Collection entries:
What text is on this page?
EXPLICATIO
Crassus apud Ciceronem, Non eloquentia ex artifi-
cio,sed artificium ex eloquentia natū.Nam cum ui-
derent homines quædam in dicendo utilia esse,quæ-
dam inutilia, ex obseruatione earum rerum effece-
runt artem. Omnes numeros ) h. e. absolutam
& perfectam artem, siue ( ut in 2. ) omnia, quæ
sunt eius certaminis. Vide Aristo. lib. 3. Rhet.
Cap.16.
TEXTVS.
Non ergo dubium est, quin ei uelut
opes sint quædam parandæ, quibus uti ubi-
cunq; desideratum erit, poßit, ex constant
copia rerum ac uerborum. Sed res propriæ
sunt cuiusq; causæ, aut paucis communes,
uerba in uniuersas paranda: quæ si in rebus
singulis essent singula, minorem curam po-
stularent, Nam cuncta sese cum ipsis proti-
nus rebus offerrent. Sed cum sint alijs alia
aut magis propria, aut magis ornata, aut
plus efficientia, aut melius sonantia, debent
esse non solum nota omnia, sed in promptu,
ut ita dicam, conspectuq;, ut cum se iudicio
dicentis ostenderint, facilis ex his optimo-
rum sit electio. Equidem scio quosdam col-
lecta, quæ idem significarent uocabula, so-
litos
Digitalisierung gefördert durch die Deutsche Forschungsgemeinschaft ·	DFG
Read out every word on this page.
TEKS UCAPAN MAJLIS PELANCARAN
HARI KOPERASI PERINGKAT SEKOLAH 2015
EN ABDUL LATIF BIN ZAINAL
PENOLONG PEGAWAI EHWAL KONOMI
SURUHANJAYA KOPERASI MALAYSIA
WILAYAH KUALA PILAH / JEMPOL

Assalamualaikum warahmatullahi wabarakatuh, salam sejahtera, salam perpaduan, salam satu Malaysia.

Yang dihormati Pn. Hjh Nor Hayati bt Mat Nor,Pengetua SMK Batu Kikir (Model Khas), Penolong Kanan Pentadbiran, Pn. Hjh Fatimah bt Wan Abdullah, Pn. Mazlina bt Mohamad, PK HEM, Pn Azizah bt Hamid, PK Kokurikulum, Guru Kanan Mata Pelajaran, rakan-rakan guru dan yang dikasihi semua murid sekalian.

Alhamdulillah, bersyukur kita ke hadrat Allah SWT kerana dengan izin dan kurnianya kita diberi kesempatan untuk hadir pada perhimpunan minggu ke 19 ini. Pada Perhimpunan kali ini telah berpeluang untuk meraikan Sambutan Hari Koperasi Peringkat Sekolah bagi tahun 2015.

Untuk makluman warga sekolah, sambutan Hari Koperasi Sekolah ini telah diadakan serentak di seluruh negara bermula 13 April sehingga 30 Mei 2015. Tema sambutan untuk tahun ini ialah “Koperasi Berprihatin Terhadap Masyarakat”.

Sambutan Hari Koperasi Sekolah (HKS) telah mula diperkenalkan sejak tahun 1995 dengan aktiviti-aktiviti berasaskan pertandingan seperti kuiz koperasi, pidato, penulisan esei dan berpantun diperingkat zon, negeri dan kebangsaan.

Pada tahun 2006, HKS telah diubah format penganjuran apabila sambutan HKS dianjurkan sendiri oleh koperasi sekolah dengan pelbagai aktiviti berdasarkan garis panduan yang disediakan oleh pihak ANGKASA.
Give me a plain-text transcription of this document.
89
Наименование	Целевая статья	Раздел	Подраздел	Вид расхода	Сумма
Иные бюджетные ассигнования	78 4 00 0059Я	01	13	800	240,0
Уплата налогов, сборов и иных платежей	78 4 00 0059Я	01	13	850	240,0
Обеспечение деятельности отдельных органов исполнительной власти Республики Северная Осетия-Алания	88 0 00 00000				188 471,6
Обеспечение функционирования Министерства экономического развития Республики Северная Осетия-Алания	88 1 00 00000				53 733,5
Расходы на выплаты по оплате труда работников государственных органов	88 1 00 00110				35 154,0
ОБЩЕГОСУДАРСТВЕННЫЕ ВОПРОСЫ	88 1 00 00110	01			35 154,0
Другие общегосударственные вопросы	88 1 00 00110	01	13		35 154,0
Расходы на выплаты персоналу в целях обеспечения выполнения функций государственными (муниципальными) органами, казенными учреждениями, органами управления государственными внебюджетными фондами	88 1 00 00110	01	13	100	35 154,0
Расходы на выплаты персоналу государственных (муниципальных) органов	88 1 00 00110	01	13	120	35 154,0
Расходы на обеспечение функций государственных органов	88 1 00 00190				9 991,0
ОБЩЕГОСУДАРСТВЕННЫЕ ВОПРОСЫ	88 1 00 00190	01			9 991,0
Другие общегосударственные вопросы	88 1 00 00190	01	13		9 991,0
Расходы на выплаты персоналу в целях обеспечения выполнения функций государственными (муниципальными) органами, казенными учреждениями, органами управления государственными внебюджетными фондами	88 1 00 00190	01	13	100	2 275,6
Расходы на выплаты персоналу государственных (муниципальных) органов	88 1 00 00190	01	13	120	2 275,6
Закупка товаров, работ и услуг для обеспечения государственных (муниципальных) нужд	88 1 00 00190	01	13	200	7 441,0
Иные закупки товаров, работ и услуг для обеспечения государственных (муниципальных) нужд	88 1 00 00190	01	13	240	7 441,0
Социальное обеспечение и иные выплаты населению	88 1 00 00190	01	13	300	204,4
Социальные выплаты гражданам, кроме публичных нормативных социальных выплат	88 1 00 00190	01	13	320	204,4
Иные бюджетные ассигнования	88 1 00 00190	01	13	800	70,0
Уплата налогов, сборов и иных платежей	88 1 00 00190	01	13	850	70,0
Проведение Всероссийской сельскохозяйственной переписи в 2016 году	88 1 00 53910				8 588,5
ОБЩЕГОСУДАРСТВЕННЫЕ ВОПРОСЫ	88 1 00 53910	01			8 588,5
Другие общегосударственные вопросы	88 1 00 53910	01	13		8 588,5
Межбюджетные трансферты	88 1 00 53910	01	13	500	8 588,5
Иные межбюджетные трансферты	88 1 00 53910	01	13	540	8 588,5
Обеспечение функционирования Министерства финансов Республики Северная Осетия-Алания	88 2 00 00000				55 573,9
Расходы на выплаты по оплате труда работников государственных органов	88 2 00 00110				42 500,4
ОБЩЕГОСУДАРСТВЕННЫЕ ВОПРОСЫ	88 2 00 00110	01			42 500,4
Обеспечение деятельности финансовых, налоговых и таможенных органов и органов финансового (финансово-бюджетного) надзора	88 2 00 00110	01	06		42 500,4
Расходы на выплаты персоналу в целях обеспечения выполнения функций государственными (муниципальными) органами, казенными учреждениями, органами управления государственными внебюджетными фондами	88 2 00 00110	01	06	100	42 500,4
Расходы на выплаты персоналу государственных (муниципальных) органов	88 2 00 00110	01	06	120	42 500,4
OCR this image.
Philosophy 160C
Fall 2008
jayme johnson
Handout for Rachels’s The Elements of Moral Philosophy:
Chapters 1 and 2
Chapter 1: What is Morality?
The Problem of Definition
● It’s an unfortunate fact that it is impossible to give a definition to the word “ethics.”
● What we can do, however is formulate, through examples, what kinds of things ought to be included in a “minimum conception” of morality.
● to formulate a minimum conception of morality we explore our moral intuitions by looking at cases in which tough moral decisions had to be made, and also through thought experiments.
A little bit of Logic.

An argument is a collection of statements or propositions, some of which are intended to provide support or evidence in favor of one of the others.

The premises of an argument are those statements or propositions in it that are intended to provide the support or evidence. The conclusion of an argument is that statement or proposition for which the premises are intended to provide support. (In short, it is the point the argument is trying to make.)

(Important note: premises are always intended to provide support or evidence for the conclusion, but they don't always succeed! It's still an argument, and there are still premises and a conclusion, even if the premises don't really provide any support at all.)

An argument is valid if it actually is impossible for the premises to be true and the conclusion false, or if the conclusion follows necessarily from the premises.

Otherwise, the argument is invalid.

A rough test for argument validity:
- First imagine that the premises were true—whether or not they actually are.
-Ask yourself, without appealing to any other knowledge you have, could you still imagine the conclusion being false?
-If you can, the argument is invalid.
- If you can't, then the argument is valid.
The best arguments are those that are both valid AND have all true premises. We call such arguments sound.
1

Requirements: Read through the entries and copy each line in which "функционирования" appears.

Correct response:
Обеспечение функционирования Министерства экономического развития Республики Северная Осетия-Алания	88 1 00 00000				53 733,5
Обеспечение функционирования Министерства финансов Республики Северная Осетия-Алания	88 2 00 00000				55 573,9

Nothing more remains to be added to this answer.